What needs to be done:
Sort through the entries below and pull out lines containing the word "ylabel".
------
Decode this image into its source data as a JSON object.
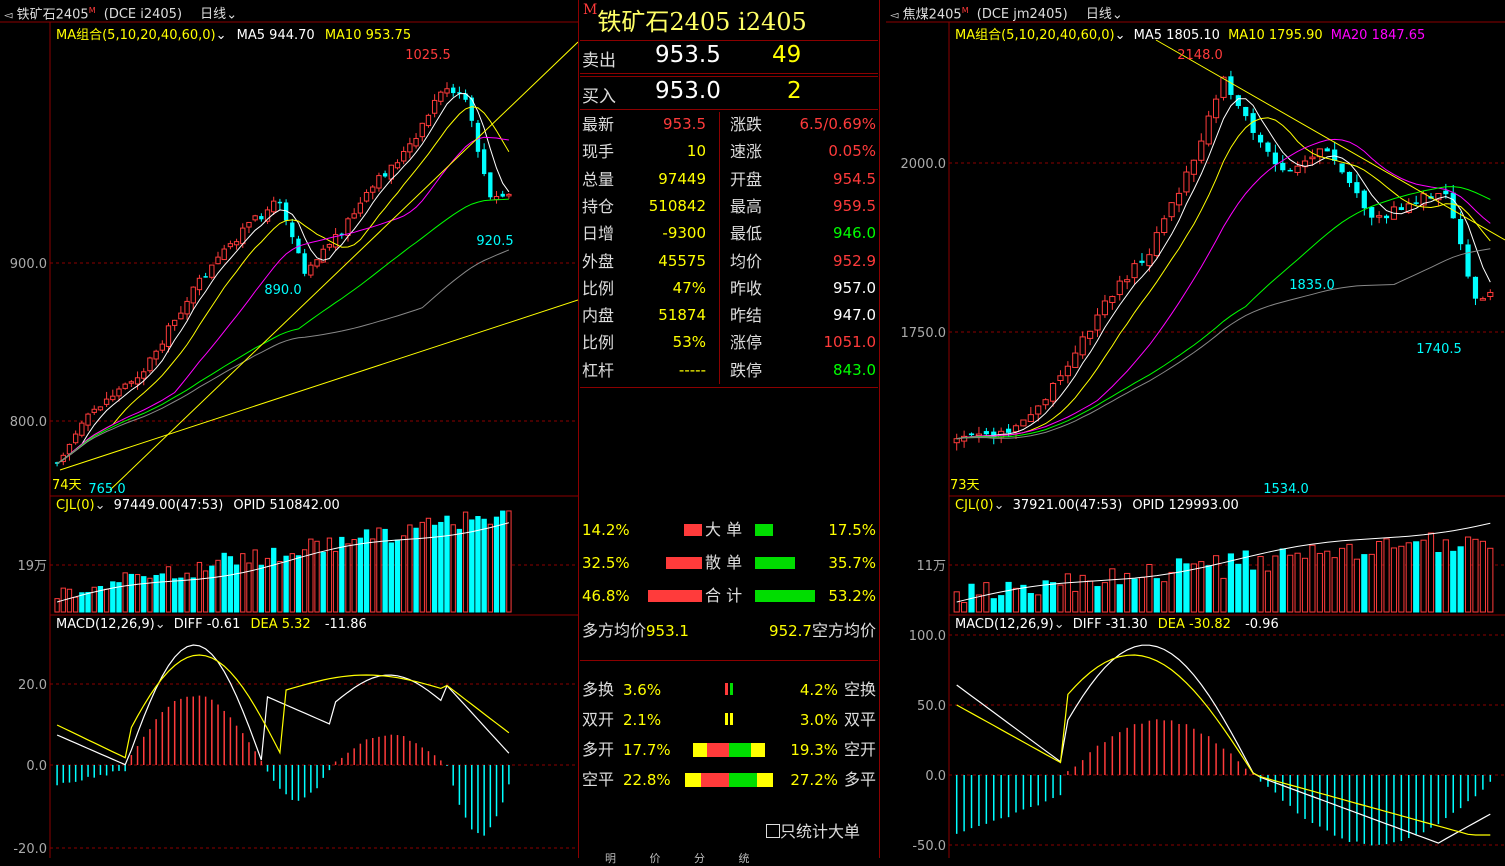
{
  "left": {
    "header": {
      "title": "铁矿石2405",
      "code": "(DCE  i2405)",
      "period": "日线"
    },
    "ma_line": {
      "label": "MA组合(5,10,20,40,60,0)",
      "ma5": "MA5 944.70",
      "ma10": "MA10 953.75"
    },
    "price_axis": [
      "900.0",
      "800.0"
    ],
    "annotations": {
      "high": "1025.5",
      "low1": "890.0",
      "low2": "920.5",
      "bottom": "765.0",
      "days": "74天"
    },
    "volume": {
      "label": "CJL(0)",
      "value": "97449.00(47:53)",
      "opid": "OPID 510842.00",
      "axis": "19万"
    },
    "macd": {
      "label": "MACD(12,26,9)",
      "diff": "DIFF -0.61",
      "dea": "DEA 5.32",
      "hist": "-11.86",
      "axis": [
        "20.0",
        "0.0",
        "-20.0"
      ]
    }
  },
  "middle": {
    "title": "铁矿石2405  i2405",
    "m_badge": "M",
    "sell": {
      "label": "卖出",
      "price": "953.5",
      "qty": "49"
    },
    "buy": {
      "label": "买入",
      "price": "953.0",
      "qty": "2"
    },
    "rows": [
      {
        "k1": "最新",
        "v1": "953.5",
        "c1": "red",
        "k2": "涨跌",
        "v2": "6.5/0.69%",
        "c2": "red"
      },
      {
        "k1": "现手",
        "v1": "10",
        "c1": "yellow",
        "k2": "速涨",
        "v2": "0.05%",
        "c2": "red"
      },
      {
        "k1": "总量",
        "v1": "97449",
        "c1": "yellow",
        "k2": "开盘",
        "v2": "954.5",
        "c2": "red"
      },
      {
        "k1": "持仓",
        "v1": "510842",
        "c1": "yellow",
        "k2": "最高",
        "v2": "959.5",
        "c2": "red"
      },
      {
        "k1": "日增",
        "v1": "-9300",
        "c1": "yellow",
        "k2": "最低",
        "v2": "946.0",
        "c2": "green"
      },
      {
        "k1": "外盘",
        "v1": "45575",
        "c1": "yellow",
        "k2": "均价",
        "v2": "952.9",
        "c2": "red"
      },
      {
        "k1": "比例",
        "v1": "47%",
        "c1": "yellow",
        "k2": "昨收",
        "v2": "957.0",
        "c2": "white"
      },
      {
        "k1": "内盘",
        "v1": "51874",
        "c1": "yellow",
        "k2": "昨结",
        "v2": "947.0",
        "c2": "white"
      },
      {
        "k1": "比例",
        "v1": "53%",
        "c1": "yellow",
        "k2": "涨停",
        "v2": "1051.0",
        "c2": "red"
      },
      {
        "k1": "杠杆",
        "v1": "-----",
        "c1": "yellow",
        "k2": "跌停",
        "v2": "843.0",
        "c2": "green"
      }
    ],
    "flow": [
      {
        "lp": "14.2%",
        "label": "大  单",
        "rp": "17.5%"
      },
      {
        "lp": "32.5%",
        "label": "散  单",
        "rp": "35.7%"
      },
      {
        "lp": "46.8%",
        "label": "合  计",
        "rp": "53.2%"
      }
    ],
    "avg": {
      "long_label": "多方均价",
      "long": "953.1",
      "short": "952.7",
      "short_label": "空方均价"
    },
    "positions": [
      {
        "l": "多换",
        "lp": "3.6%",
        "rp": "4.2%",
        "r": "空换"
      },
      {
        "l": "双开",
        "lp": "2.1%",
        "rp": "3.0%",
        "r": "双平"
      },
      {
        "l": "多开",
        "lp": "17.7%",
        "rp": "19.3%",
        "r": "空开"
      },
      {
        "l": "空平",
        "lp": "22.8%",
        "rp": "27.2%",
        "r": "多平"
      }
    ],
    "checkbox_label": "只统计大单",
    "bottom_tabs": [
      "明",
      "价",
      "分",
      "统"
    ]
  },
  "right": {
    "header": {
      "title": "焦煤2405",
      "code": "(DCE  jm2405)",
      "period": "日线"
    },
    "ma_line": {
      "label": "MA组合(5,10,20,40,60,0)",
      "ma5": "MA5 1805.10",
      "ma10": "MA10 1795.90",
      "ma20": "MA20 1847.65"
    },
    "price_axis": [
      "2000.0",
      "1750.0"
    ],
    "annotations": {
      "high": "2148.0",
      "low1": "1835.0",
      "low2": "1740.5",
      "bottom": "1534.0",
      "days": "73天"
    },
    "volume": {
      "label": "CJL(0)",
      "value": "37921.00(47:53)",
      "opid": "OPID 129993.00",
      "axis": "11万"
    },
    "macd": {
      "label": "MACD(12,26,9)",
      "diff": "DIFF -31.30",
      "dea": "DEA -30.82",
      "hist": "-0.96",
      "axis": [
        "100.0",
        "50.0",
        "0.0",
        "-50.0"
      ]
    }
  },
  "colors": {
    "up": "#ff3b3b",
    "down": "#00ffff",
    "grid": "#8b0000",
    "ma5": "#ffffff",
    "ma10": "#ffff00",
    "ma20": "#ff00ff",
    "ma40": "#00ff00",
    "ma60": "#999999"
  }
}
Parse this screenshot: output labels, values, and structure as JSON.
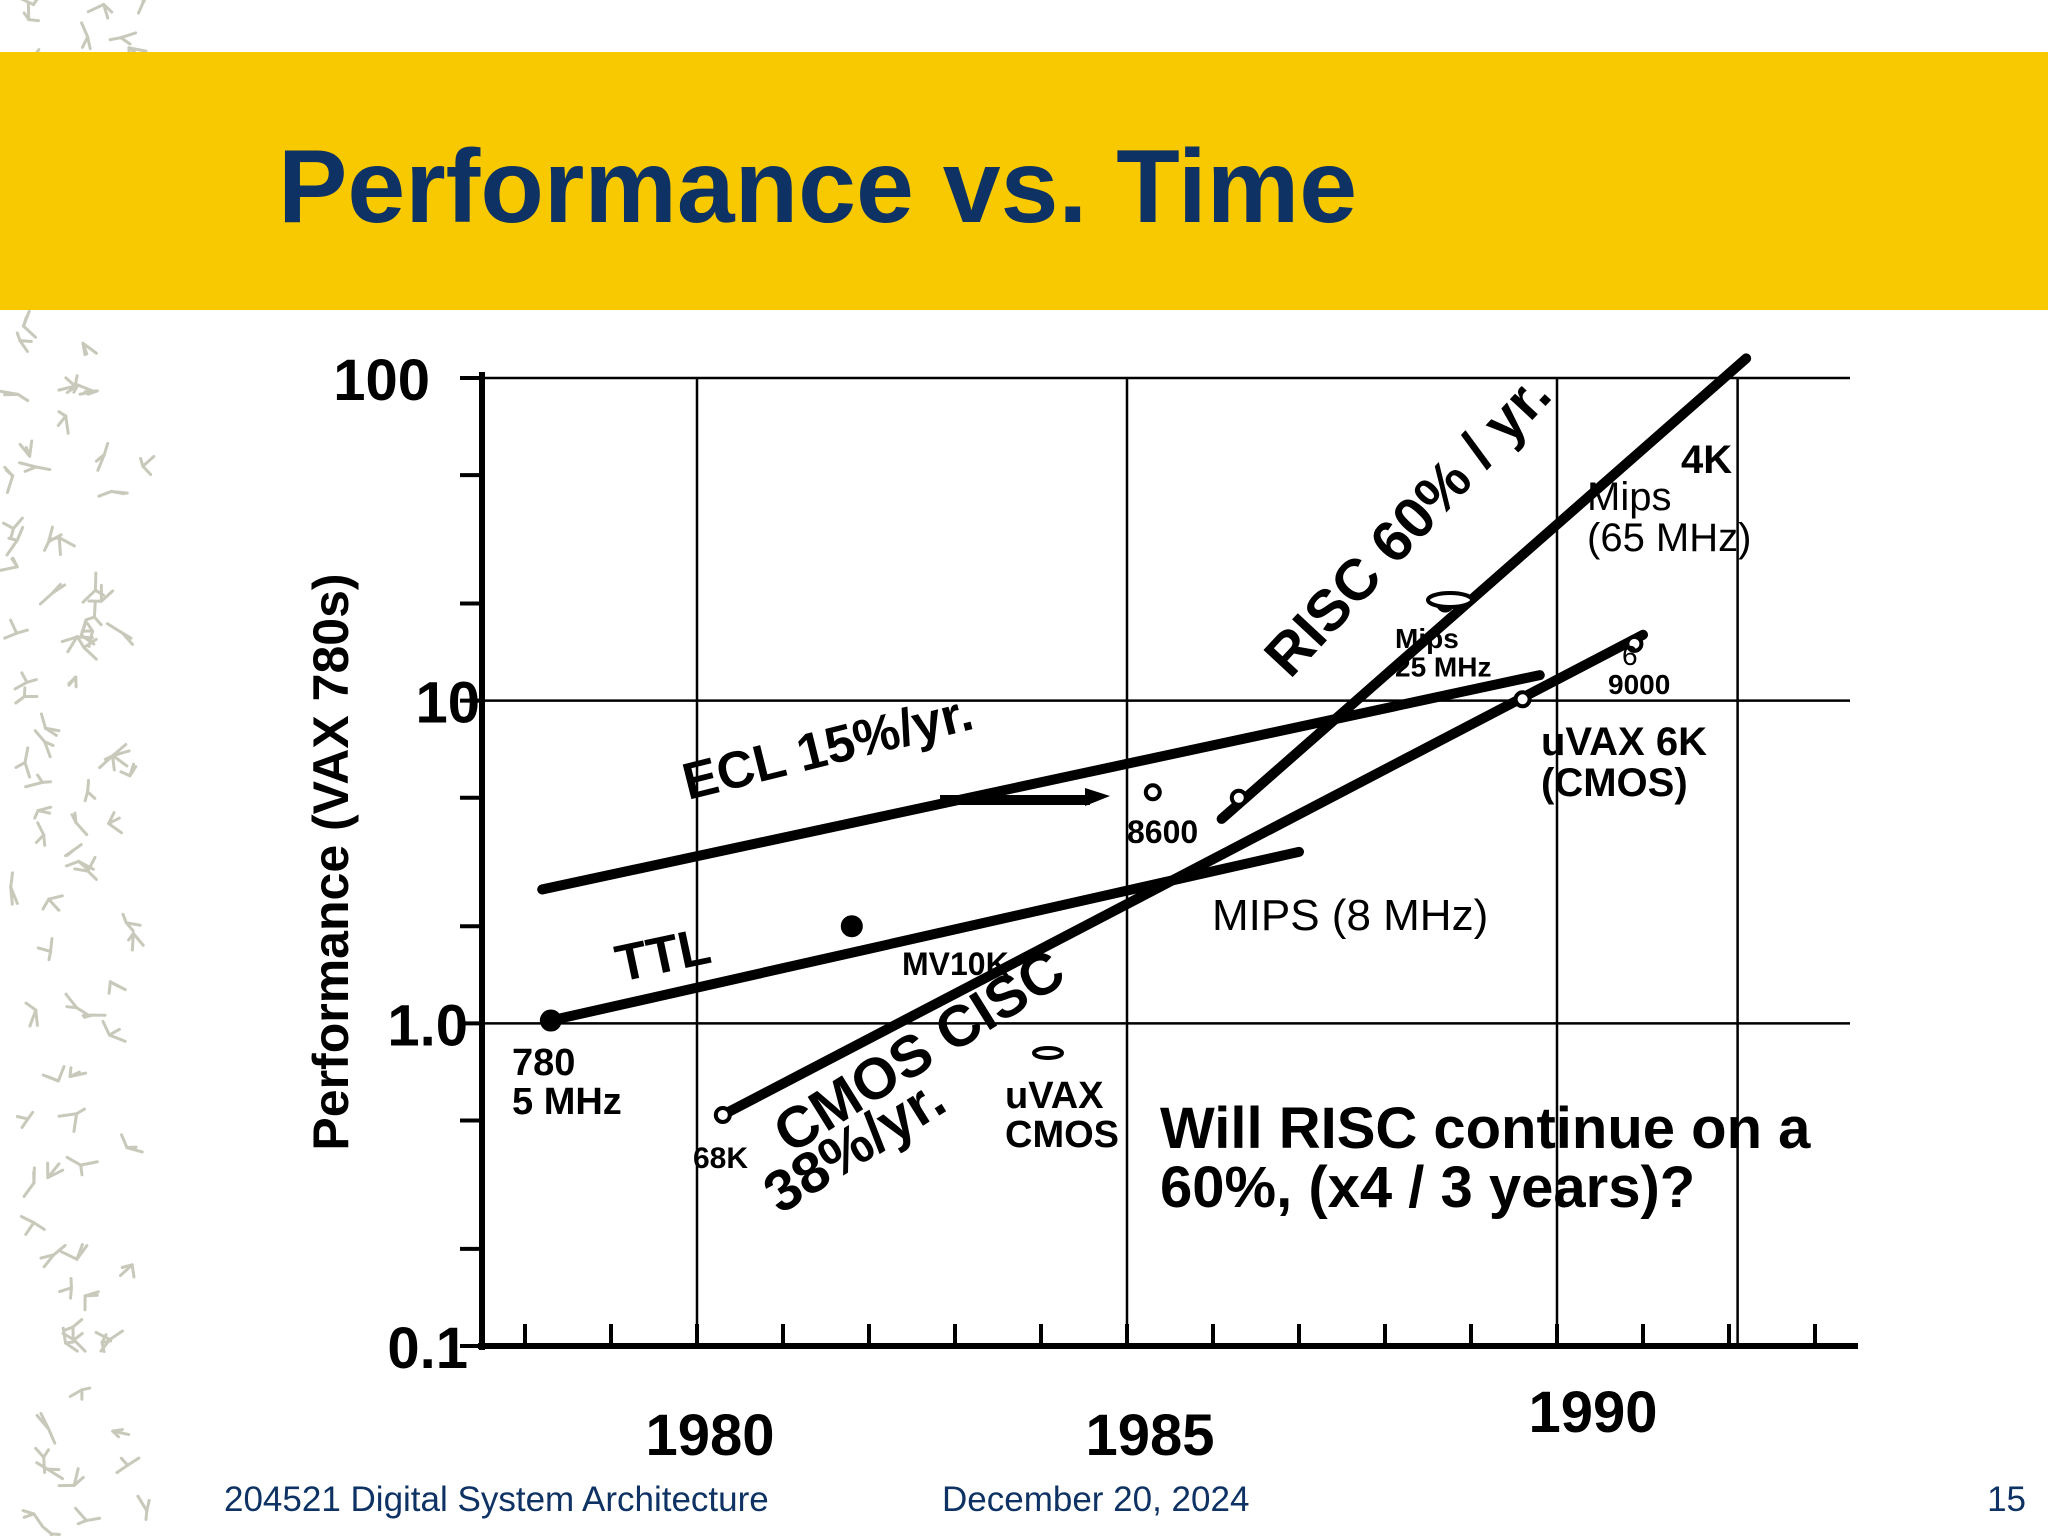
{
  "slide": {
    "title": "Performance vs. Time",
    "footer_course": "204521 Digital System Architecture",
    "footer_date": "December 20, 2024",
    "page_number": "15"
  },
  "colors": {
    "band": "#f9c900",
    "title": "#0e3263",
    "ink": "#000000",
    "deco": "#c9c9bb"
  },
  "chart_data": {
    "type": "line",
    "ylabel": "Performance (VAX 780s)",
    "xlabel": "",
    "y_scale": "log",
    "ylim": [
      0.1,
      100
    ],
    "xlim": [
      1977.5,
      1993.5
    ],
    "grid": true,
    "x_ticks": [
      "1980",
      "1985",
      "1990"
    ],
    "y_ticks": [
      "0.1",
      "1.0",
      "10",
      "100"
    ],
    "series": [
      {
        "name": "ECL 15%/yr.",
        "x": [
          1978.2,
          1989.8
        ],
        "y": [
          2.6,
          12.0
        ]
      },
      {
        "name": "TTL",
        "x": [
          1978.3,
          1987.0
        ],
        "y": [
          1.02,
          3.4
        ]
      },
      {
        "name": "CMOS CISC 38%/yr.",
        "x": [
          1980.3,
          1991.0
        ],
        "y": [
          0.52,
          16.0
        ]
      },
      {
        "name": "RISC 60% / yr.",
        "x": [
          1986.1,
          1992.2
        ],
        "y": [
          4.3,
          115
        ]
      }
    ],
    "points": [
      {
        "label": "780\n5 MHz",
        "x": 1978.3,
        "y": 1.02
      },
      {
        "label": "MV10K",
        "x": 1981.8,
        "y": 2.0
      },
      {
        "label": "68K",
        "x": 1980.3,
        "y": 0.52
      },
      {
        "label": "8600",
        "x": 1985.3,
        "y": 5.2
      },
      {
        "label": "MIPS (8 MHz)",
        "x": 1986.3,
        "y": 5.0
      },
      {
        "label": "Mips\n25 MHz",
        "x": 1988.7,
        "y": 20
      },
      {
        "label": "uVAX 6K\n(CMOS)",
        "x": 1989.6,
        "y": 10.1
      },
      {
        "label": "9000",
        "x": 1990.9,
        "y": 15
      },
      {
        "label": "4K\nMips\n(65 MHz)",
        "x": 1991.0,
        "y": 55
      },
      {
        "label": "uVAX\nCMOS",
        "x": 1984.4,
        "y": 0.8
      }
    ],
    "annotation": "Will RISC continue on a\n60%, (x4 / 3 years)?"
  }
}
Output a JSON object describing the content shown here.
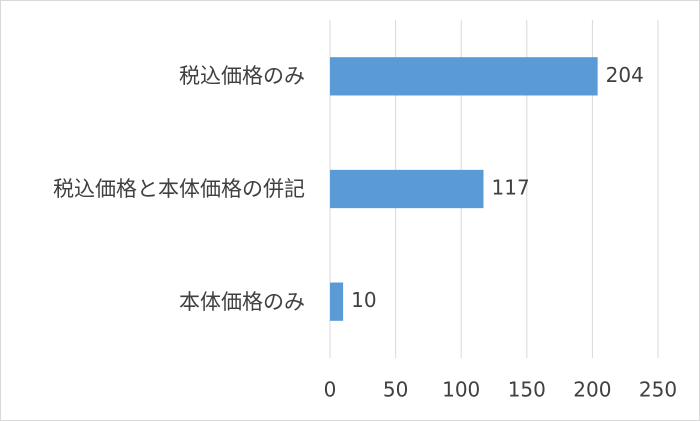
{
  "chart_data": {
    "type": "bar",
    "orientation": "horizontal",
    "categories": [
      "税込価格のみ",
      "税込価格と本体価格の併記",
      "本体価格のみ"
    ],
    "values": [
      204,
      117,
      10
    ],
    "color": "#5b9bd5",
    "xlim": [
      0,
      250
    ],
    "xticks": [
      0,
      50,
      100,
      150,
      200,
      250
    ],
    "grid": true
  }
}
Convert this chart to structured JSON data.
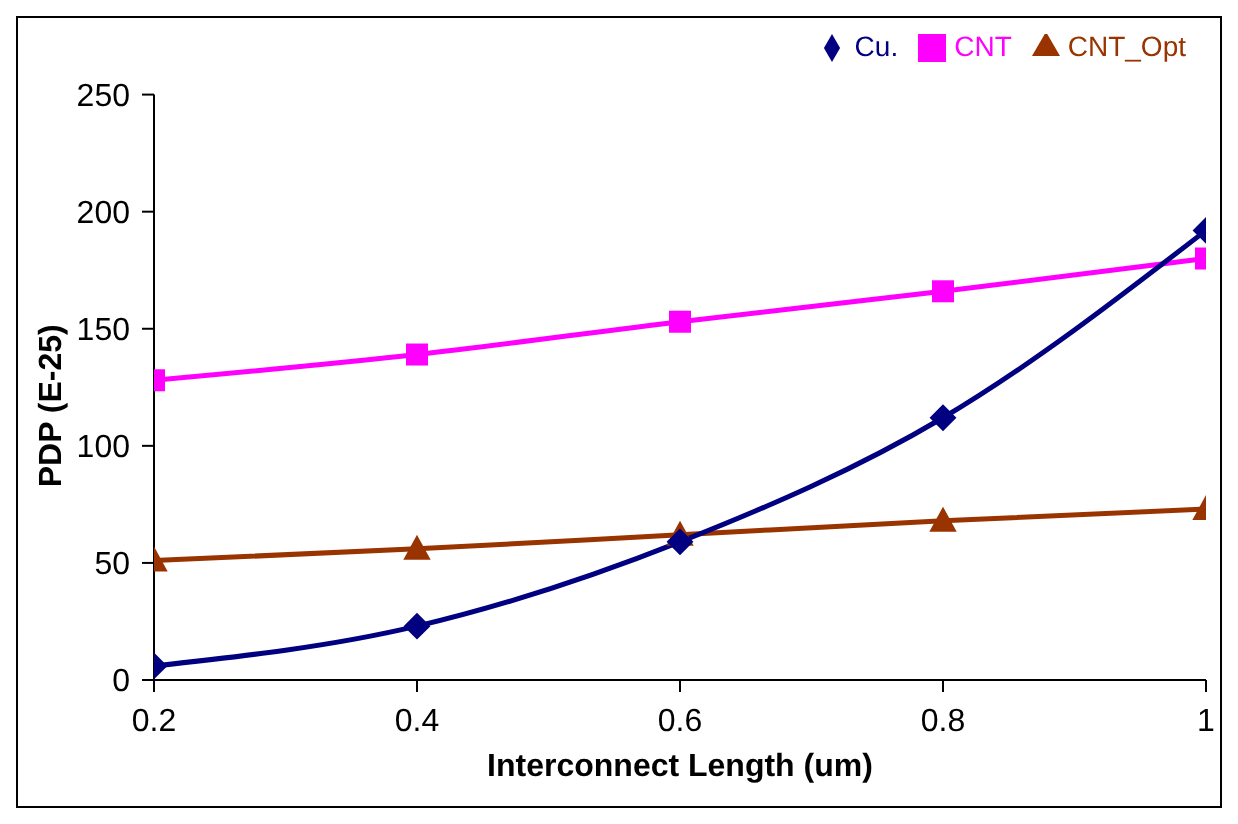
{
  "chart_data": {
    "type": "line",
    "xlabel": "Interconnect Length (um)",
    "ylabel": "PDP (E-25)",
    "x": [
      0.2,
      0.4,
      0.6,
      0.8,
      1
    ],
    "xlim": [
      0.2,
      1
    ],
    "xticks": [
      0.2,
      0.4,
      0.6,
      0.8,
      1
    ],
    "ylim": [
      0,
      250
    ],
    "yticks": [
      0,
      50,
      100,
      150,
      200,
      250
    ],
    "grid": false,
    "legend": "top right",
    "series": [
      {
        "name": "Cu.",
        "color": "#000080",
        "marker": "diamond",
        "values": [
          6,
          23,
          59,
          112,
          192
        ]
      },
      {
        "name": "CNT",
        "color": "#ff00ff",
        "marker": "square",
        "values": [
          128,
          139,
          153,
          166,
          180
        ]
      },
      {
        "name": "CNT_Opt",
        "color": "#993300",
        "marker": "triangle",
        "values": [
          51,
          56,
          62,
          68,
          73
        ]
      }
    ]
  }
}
------
Exercise answer:
    "ylabel": "Performance (VAX 780s)",
    "ylabel": "PDP (E-25)",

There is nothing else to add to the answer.